== STATED TASK ==
Print every line of the data below verbatim, leaving out the pictures.
-----
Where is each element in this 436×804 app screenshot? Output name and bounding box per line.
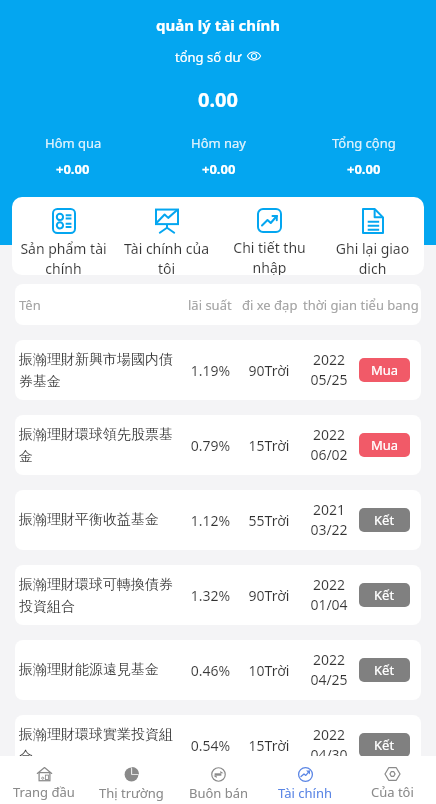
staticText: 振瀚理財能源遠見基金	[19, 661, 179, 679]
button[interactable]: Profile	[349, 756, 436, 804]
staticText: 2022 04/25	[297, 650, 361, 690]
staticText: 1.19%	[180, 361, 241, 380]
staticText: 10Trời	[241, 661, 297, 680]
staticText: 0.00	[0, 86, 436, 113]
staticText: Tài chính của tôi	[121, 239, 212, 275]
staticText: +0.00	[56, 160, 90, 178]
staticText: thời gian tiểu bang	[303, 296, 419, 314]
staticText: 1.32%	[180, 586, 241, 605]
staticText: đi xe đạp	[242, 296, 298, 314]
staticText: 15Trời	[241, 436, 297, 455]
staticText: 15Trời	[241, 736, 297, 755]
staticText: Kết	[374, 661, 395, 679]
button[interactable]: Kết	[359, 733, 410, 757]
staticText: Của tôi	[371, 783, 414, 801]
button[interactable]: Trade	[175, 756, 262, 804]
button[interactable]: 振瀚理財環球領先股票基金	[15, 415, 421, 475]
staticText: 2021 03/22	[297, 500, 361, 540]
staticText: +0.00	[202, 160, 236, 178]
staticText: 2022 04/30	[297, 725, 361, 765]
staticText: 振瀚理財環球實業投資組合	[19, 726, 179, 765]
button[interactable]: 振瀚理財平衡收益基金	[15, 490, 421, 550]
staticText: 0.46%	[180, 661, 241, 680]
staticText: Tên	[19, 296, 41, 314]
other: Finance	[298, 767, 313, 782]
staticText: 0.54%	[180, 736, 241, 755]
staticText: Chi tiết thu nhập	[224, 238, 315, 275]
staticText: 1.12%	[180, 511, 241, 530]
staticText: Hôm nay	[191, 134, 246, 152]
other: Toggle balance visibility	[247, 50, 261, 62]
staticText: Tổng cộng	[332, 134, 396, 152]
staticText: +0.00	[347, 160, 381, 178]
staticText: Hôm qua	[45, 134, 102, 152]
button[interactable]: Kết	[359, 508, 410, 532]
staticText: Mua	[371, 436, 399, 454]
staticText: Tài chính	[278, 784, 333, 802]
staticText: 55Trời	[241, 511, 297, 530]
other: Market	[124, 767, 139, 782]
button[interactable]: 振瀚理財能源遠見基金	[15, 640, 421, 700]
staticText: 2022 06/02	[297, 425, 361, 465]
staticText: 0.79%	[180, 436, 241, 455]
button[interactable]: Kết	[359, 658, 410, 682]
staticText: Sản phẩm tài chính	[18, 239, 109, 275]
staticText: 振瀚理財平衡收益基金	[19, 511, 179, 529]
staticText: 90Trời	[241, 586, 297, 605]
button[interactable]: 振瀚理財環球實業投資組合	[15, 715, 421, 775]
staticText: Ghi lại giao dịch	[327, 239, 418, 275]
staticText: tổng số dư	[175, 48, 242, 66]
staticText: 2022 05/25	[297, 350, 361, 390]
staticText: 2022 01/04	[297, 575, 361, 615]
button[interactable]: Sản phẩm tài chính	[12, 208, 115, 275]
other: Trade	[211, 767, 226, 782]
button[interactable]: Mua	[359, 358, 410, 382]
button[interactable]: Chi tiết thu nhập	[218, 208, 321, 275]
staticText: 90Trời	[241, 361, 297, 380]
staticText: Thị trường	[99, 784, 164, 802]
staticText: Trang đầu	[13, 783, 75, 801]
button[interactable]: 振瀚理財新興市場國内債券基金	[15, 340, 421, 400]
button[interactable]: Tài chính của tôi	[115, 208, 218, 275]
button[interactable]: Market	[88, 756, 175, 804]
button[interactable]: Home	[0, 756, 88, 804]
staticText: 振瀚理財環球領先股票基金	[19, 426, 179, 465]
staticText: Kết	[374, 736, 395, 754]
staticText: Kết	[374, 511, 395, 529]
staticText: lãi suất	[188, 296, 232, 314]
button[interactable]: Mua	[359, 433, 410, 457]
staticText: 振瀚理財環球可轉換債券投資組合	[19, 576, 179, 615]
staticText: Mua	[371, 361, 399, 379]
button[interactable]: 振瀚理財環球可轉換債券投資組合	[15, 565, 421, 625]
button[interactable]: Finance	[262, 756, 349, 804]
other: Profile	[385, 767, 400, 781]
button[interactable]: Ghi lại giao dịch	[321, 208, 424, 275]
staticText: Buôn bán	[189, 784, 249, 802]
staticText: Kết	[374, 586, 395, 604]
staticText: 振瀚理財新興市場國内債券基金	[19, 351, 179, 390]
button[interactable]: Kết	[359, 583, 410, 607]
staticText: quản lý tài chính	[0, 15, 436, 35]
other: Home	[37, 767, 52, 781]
-----
== SOLUTION TO THIS TASK ==
Where is each element in this 436×804 app screenshot? Output name and bounding box per line.
staticText: 振瀚理財能源遠見基金	[19, 661, 179, 679]
button[interactable]: Profile	[349, 756, 436, 804]
staticText: 2022 04/25	[297, 650, 361, 690]
staticText: 1.19%	[180, 361, 241, 380]
staticText: 10Trời	[241, 661, 297, 680]
staticText: 0.00	[0, 86, 436, 113]
staticText: Tài chính của tôi	[121, 239, 212, 275]
staticText: +0.00	[56, 160, 90, 178]
staticText: thời gian tiểu bang	[303, 296, 419, 314]
staticText: 1.32%	[180, 586, 241, 605]
staticText: đi xe đạp	[242, 296, 298, 314]
staticText: 15Trời	[241, 436, 297, 455]
staticText: 15Trời	[241, 736, 297, 755]
staticText: Kết	[374, 661, 395, 679]
button[interactable]: Kết	[359, 733, 410, 757]
staticText: Của tôi	[371, 783, 414, 801]
button[interactable]: Trade	[175, 756, 262, 804]
button[interactable]: 振瀚理財環球領先股票基金	[15, 415, 421, 475]
staticText: 2021 03/22	[297, 500, 361, 540]
staticText: +0.00	[202, 160, 236, 178]
staticText: 2022 04/30	[297, 725, 361, 765]
staticText: 振瀚理財環球實業投資組合	[19, 726, 179, 765]
button[interactable]: 振瀚理財平衡收益基金	[15, 490, 421, 550]
staticText: 0.46%	[180, 661, 241, 680]
staticText: Tên	[19, 296, 41, 314]
other: Finance	[298, 767, 313, 782]
staticText: 0.54%	[180, 736, 241, 755]
staticText: Chi tiết thu nhập	[224, 238, 315, 275]
staticText: 1.12%	[180, 511, 241, 530]
staticText: Hôm nay	[191, 134, 246, 152]
other: Toggle balance visibility	[247, 50, 261, 62]
staticText: Tổng cộng	[332, 134, 396, 152]
staticText: +0.00	[347, 160, 381, 178]
staticText: Hôm qua	[45, 134, 102, 152]
button[interactable]: Kết	[359, 508, 410, 532]
staticText: Mua	[371, 436, 399, 454]
staticText: Tài chính	[278, 784, 333, 802]
staticText: 55Trời	[241, 511, 297, 530]
other: Market	[124, 767, 139, 782]
button[interactable]: 振瀚理財能源遠見基金	[15, 640, 421, 700]
staticText: 2022 06/02	[297, 425, 361, 465]
staticText: 0.79%	[180, 436, 241, 455]
button[interactable]: Kết	[359, 658, 410, 682]
staticText: Sản phẩm tài chính	[18, 239, 109, 275]
staticText: 振瀚理財平衡收益基金	[19, 511, 179, 529]
staticText: 90Trời	[241, 586, 297, 605]
button[interactable]: 振瀚理財環球實業投資組合	[15, 715, 421, 775]
staticText: Ghi lại giao dịch	[327, 239, 418, 275]
staticText: tổng số dư	[175, 48, 242, 66]
staticText: 2022 05/25	[297, 350, 361, 390]
staticText: 2022 01/04	[297, 575, 361, 615]
button[interactable]: Sản phẩm tài chính	[12, 208, 115, 275]
other: Trade	[211, 767, 226, 782]
button[interactable]: Mua	[359, 358, 410, 382]
button[interactable]: Chi tiết thu nhập	[218, 208, 321, 275]
staticText: 90Trời	[241, 361, 297, 380]
staticText: Thị trường	[99, 784, 164, 802]
staticText: Trang đầu	[13, 783, 75, 801]
button[interactable]: 振瀚理財新興市場國内債券基金	[15, 340, 421, 400]
button[interactable]: Tài chính của tôi	[115, 208, 218, 275]
button[interactable]: Market	[88, 756, 175, 804]
button[interactable]: Home	[0, 756, 88, 804]
staticText: 振瀚理財環球領先股票基金	[19, 426, 179, 465]
staticText: Kết	[374, 736, 395, 754]
staticText: Kết	[374, 511, 395, 529]
staticText: lãi suất	[188, 296, 232, 314]
button[interactable]: Mua	[359, 433, 410, 457]
staticText: 振瀚理財環球可轉換債券投資組合	[19, 576, 179, 615]
staticText: Mua	[371, 361, 399, 379]
button[interactable]: 振瀚理財環球可轉換債券投資組合	[15, 565, 421, 625]
button[interactable]: Finance	[262, 756, 349, 804]
other: Profile	[385, 767, 400, 781]
button[interactable]: Ghi lại giao dịch	[321, 208, 424, 275]
staticText: Buôn bán	[189, 784, 249, 802]
staticText: Kết	[374, 586, 395, 604]
staticText: 振瀚理財新興市場國内債券基金	[19, 351, 179, 390]
button[interactable]: Kết	[359, 583, 410, 607]
staticText: quản lý tài chính	[0, 15, 436, 35]
other: Home	[37, 767, 52, 781]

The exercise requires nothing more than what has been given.